Records from a data collection

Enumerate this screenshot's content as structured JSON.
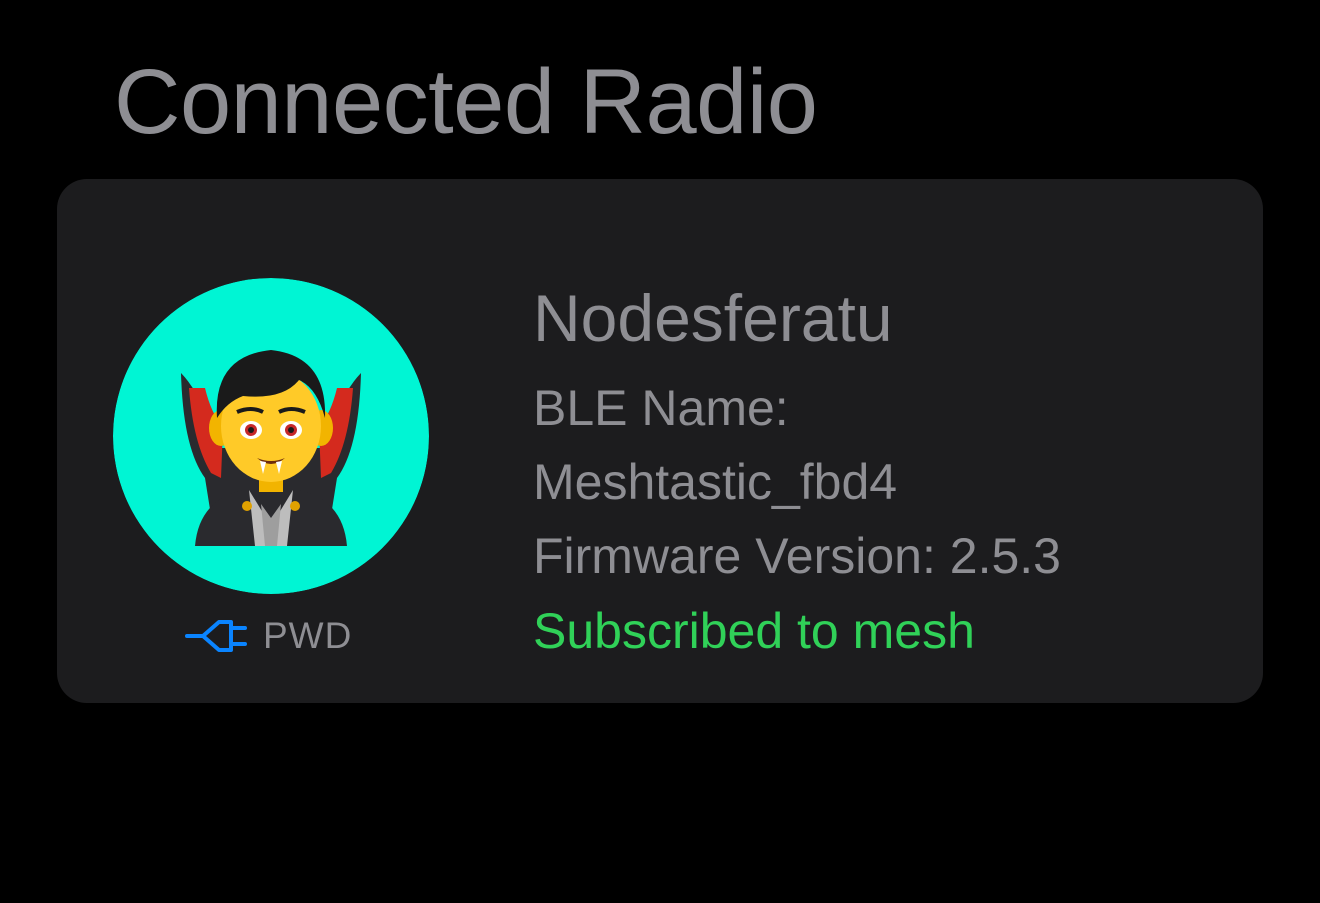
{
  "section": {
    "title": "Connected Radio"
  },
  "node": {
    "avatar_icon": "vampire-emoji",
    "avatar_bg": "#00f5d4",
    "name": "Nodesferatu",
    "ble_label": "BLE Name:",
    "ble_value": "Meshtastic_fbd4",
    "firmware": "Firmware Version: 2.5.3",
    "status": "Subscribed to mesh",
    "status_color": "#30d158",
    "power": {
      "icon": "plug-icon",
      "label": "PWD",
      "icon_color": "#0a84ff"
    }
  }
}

* * *

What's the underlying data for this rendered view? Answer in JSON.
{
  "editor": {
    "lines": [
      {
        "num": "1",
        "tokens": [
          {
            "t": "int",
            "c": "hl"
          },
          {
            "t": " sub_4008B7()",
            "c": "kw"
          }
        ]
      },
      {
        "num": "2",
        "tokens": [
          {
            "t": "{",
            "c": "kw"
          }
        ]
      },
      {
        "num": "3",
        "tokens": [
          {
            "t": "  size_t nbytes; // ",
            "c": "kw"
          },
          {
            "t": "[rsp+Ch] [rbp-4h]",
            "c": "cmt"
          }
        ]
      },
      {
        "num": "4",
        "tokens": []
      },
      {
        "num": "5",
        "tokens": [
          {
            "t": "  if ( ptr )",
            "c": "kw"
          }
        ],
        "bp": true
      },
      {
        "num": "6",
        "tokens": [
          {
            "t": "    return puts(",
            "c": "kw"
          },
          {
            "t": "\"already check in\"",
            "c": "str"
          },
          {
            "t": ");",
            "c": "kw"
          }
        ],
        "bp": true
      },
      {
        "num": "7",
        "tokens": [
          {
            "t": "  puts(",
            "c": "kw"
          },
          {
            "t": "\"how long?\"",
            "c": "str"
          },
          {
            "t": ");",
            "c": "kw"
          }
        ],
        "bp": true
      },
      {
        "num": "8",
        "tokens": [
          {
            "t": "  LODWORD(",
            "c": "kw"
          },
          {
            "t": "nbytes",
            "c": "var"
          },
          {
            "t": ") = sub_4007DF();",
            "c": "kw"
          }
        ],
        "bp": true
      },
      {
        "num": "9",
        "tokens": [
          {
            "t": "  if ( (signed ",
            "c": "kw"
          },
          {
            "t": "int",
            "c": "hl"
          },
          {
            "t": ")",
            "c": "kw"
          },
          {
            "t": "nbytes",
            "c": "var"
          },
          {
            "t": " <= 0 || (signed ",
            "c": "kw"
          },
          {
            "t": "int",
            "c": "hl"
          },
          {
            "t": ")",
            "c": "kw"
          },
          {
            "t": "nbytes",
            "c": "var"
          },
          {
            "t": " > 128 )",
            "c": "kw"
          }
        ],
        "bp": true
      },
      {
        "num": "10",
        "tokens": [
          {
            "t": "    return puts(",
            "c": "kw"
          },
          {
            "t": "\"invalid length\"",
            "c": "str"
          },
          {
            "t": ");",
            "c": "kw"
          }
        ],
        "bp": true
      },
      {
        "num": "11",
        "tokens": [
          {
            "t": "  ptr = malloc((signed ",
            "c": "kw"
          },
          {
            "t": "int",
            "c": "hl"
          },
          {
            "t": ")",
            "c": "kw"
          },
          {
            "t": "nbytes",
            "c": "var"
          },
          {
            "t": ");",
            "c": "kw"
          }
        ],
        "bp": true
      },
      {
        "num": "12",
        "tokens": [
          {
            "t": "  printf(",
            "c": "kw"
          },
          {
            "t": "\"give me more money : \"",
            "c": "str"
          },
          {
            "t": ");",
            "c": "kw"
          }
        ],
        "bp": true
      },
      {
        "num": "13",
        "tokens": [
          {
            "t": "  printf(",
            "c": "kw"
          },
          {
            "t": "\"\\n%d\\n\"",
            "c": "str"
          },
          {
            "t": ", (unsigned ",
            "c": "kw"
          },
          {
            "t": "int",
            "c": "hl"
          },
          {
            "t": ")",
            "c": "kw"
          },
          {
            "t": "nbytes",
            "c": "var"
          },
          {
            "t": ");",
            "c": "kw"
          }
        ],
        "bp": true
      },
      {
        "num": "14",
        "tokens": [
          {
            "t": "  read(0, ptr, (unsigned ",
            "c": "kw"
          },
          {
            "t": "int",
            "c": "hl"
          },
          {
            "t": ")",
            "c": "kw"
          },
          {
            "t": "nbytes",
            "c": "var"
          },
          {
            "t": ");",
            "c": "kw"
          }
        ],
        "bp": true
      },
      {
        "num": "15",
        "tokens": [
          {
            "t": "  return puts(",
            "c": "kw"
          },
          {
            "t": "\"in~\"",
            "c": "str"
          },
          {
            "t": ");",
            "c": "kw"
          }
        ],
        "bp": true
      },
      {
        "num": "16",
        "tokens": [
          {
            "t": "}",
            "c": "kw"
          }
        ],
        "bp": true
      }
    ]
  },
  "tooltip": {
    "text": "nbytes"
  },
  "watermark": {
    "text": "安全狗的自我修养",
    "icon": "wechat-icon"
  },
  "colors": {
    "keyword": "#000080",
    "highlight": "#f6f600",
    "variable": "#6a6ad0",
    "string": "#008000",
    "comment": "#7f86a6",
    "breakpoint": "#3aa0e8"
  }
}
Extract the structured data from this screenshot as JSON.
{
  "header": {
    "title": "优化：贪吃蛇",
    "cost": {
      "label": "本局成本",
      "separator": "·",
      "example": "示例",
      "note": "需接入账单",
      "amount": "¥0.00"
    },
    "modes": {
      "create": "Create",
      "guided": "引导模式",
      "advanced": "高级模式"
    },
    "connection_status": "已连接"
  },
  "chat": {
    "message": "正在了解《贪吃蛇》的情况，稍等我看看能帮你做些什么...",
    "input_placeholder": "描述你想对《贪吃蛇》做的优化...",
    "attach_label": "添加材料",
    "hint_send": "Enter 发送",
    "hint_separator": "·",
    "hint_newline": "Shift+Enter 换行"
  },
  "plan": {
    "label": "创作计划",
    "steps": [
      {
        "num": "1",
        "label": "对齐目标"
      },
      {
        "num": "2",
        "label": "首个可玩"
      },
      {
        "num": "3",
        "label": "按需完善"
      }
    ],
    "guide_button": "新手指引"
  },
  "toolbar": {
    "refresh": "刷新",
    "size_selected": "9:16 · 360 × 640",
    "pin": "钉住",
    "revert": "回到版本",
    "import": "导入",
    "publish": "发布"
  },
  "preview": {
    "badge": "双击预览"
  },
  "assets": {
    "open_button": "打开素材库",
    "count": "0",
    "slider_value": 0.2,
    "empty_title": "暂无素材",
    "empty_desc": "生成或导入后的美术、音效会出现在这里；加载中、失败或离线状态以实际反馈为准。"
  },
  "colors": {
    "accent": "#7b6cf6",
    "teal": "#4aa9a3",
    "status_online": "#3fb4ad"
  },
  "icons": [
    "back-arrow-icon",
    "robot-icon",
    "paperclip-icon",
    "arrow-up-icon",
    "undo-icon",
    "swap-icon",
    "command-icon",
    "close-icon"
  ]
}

--

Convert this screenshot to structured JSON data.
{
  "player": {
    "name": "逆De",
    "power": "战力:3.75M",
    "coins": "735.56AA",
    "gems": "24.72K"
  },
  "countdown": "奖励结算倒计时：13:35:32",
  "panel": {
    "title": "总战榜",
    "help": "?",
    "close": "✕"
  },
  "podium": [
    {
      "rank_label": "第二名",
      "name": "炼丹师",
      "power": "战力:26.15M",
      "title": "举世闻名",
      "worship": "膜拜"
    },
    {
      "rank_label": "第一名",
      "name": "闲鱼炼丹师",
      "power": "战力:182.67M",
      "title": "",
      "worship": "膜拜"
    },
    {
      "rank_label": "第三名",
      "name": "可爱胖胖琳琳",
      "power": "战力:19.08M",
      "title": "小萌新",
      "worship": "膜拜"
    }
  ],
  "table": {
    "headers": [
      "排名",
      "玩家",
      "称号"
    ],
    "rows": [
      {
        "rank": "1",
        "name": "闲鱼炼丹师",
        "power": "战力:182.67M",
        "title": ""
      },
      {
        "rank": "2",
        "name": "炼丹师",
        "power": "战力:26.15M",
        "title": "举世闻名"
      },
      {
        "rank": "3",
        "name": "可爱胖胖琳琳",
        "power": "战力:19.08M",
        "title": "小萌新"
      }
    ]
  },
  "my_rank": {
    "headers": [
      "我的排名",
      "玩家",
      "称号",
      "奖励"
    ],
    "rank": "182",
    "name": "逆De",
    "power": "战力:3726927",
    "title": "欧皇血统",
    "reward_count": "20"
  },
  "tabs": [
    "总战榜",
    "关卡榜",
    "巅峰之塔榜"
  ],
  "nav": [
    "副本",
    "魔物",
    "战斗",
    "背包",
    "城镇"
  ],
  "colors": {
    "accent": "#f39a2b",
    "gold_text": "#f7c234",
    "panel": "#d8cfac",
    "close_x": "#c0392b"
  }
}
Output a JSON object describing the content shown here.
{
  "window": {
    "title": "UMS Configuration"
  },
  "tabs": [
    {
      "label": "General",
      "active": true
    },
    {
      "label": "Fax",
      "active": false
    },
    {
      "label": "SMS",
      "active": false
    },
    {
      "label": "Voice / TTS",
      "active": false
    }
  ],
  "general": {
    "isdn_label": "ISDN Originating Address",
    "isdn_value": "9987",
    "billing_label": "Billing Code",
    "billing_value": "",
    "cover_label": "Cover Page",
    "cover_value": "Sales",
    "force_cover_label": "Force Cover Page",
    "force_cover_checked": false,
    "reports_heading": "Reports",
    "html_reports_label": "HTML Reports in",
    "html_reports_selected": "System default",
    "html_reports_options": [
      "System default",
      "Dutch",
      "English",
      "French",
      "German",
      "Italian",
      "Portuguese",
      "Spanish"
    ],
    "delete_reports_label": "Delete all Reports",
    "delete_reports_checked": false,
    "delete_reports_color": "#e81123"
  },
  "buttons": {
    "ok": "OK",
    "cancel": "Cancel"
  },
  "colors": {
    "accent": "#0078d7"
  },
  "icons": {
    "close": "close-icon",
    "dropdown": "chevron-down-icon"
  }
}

Objective
Using the material above, gather every line that includes "puts".

The result
            "t": "    return puts(",
            "t": "  puts(",
            "t": "    return puts(",
            "t": "  return puts(",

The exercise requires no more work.